■ DATA ROWS:
+--

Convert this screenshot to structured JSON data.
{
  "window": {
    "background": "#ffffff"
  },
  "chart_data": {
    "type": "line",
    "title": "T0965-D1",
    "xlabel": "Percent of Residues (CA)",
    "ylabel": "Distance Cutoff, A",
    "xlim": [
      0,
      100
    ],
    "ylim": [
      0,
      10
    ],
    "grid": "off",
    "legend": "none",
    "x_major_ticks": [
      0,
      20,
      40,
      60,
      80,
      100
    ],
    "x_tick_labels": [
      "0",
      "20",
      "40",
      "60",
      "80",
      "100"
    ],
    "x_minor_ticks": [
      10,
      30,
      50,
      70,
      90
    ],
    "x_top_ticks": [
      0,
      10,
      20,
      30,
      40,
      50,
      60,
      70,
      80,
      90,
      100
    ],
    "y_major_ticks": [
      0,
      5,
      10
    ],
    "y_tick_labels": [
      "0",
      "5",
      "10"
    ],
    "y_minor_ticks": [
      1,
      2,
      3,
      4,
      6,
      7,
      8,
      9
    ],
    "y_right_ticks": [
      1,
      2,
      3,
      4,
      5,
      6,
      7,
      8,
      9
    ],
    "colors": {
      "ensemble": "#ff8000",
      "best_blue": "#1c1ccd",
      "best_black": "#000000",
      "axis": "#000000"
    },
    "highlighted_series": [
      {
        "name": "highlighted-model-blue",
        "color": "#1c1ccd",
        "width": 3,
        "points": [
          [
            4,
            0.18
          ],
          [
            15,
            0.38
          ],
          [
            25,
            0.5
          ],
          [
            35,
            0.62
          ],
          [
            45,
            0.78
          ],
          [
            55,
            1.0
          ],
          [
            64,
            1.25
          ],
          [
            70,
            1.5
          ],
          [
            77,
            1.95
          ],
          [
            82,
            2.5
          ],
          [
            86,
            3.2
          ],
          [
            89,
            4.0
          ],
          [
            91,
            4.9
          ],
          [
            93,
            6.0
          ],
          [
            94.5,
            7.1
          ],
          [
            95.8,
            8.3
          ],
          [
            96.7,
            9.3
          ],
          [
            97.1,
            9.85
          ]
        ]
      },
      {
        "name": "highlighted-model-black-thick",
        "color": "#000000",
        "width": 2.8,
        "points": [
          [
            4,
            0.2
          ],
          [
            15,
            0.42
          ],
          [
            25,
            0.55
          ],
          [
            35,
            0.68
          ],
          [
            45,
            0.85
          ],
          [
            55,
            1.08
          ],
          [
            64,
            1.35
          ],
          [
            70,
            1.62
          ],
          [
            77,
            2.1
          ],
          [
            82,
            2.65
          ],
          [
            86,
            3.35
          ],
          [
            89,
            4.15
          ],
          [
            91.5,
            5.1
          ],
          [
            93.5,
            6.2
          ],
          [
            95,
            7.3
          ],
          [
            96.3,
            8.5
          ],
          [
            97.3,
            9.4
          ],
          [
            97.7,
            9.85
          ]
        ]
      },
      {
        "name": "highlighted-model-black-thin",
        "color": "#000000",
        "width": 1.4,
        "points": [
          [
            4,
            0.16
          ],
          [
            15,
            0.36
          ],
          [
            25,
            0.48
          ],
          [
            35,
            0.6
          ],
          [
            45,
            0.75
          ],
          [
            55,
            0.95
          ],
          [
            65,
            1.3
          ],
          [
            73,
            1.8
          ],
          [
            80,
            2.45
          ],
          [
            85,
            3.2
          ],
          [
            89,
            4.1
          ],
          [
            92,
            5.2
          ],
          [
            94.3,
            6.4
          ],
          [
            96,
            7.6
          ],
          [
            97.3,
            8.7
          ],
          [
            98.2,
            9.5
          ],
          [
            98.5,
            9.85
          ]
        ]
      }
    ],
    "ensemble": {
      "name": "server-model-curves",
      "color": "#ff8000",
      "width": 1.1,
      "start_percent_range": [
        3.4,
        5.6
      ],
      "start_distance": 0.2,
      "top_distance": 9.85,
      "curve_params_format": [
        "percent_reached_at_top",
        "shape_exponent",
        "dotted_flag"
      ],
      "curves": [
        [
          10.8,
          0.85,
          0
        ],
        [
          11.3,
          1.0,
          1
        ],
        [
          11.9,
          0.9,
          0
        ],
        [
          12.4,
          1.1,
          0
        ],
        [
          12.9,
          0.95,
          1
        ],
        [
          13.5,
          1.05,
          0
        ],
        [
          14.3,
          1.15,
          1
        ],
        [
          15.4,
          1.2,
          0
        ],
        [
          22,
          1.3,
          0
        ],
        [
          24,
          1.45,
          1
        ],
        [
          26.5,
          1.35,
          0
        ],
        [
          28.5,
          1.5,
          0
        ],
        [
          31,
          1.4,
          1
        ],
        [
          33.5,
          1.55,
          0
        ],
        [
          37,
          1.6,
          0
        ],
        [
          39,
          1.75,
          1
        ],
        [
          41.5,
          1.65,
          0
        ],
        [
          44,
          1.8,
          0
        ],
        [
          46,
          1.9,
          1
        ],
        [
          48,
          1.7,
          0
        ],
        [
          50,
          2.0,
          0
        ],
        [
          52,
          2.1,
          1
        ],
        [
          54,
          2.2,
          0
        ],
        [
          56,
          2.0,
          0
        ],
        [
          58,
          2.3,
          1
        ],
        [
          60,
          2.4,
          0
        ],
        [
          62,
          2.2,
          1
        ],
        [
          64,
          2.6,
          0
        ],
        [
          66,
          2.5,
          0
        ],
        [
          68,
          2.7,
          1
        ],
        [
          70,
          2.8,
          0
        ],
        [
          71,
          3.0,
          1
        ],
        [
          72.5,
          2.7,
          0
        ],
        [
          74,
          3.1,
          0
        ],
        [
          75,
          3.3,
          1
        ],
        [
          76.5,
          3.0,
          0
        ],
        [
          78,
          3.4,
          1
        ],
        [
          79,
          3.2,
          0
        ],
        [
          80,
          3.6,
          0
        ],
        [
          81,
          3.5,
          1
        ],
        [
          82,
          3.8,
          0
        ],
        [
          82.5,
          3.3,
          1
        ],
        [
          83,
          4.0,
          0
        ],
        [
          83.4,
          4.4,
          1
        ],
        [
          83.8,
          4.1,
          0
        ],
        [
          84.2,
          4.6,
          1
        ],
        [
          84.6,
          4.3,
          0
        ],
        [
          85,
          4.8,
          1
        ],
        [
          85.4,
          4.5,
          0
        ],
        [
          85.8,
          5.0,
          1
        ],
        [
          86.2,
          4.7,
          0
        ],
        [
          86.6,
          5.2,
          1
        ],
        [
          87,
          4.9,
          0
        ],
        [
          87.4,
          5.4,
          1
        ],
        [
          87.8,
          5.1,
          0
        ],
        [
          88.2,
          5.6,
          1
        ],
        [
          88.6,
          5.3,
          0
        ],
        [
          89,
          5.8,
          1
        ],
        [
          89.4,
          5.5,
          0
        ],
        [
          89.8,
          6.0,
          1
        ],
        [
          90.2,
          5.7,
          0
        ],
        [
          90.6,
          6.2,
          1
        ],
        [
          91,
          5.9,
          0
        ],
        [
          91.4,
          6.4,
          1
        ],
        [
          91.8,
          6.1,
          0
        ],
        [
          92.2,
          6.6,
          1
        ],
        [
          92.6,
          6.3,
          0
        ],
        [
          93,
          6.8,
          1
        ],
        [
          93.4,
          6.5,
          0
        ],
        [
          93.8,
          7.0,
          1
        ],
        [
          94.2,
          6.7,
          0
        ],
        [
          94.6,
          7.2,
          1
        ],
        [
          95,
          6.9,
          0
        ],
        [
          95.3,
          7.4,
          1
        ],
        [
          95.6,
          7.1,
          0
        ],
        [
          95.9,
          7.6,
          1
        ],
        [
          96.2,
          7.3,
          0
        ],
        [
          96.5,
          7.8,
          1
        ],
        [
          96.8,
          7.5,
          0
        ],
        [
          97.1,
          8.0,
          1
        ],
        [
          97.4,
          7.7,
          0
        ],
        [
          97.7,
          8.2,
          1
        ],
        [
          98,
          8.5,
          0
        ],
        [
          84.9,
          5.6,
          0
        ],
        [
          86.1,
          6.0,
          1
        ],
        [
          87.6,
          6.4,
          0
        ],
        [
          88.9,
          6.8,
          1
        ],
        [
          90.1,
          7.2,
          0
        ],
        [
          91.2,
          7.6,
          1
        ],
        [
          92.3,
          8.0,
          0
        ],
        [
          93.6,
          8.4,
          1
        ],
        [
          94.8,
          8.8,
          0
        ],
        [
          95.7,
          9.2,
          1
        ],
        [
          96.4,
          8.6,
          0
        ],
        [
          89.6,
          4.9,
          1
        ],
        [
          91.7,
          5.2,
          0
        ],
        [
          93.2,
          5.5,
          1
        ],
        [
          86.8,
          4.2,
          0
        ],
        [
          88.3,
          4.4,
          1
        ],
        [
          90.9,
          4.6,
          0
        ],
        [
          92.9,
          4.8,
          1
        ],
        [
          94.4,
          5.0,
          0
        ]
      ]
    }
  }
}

+--

■ WHAT IS ASKED: Copy each line of the listing that contains the string "name".

■ WRITTEN SOLUTION:
        "name": "highlighted-model-blue",
        "name": "highlighted-model-black-thick",
        "name": "highlighted-model-black-thin",
      "name": "server-model-curves",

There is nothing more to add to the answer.